# Exercise instructions
All of the material below is to be returned exactly.

+++ Excerpted records +++

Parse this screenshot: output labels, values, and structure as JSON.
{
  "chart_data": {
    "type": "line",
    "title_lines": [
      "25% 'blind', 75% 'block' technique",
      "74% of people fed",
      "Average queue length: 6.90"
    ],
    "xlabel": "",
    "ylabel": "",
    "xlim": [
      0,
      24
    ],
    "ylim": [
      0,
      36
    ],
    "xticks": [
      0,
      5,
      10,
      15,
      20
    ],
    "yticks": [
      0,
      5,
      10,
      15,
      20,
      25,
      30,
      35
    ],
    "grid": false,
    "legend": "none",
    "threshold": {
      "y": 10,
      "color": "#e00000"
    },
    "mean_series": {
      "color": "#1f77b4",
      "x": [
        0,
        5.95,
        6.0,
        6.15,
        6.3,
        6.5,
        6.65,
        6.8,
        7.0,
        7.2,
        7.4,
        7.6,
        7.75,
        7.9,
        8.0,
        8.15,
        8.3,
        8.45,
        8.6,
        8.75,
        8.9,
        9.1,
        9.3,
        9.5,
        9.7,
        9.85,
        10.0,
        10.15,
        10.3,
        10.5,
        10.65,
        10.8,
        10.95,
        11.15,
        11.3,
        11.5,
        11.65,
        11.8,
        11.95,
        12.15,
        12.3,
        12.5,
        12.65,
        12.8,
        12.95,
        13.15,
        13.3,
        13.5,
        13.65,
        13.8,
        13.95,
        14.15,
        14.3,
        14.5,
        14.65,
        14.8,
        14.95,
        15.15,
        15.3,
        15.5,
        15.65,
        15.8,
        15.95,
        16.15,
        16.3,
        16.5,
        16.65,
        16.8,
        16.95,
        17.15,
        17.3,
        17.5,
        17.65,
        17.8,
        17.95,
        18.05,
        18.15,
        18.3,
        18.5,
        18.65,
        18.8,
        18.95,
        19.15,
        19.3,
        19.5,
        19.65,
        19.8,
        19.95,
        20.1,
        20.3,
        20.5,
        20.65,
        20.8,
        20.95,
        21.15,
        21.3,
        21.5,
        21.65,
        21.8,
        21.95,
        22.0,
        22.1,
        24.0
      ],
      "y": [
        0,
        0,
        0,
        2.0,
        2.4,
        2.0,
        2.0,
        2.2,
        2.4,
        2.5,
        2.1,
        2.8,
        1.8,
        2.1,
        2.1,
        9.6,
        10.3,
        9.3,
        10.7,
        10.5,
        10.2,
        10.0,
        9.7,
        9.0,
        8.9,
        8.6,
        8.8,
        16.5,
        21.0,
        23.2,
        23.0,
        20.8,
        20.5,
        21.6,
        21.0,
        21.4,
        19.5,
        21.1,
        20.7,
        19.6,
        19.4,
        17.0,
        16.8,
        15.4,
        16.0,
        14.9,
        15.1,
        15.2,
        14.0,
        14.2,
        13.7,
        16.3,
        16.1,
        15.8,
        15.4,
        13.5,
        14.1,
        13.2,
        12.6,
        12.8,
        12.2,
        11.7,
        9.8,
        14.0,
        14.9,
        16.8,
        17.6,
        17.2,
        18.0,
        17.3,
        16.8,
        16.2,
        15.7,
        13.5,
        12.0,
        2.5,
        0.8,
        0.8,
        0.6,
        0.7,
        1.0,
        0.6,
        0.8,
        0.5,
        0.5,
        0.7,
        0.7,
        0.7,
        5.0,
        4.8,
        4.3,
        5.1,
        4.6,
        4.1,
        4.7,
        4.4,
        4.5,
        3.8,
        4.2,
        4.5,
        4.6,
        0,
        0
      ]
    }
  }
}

+++

# Worked answer
Parse this screenshot: output labels, values, and structure as JSON.
{
  "chart_data": {
    "type": "line",
    "title_lines": [
      "25% 'blind', 75% 'block' technique",
      "74% of people fed",
      "Average queue length: 6.90"
    ],
    "xlabel": "",
    "ylabel": "",
    "xlim": [
      0,
      24
    ],
    "ylim": [
      0,
      36
    ],
    "xticks": [
      0,
      5,
      10,
      15,
      20
    ],
    "yticks": [
      0,
      5,
      10,
      15,
      20,
      25,
      30,
      35
    ],
    "grid": false,
    "legend": "none",
    "threshold": {
      "y": 10,
      "color": "#e00000"
    },
    "mean_series": {
      "color": "#1f77b4",
      "x": [
        0,
        5.95,
        6.0,
        6.15,
        6.3,
        6.5,
        6.65,
        6.8,
        7.0,
        7.2,
        7.4,
        7.6,
        7.75,
        7.9,
        8.0,
        8.15,
        8.3,
        8.45,
        8.6,
        8.75,
        8.9,
        9.1,
        9.3,
        9.5,
        9.7,
        9.85,
        10.0,
        10.15,
        10.3,
        10.5,
        10.65,
        10.8,
        10.95,
        11.15,
        11.3,
        11.5,
        11.65,
        11.8,
        11.95,
        12.15,
        12.3,
        12.5,
        12.65,
        12.8,
        12.95,
        13.15,
        13.3,
        13.5,
        13.65,
        13.8,
        13.95,
        14.15,
        14.3,
        14.5,
        14.65,
        14.8,
        14.95,
        15.15,
        15.3,
        15.5,
        15.65,
        15.8,
        15.95,
        16.15,
        16.3,
        16.5,
        16.65,
        16.8,
        16.95,
        17.15,
        17.3,
        17.5,
        17.65,
        17.8,
        17.95,
        18.05,
        18.15,
        18.3,
        18.5,
        18.65,
        18.8,
        18.95,
        19.15,
        19.3,
        19.5,
        19.65,
        19.8,
        19.95,
        20.1,
        20.3,
        20.5,
        20.65,
        20.8,
        20.95,
        21.15,
        21.3,
        21.5,
        21.65,
        21.8,
        21.95,
        22.0,
        22.1,
        24.0
      ],
      "y": [
        0,
        0,
        0,
        2.0,
        2.4,
        2.0,
        2.0,
        2.2,
        2.4,
        2.5,
        2.1,
        2.8,
        1.8,
        2.1,
        2.1,
        9.6,
        10.3,
        9.3,
        10.7,
        10.5,
        10.2,
        10.0,
        9.7,
        9.0,
        8.9,
        8.6,
        8.8,
        16.5,
        21.0,
        23.2,
        23.0,
        20.8,
        20.5,
        21.6,
        21.0,
        21.4,
        19.5,
        21.1,
        20.7,
        19.6,
        19.4,
        17.0,
        16.8,
        15.4,
        16.0,
        14.9,
        15.1,
        15.2,
        14.0,
        14.2,
        13.7,
        16.3,
        16.1,
        15.8,
        15.4,
        13.5,
        14.1,
        13.2,
        12.6,
        12.8,
        12.2,
        11.7,
        9.8,
        14.0,
        14.9,
        16.8,
        17.6,
        17.2,
        18.0,
        17.3,
        16.8,
        16.2,
        15.7,
        13.5,
        12.0,
        2.5,
        0.8,
        0.8,
        0.6,
        0.7,
        1.0,
        0.6,
        0.8,
        0.5,
        0.5,
        0.7,
        0.7,
        0.7,
        5.0,
        4.8,
        4.3,
        5.1,
        4.6,
        4.1,
        4.7,
        4.4,
        4.5,
        3.8,
        4.2,
        4.5,
        4.6,
        0,
        0
      ]
    }
  }
}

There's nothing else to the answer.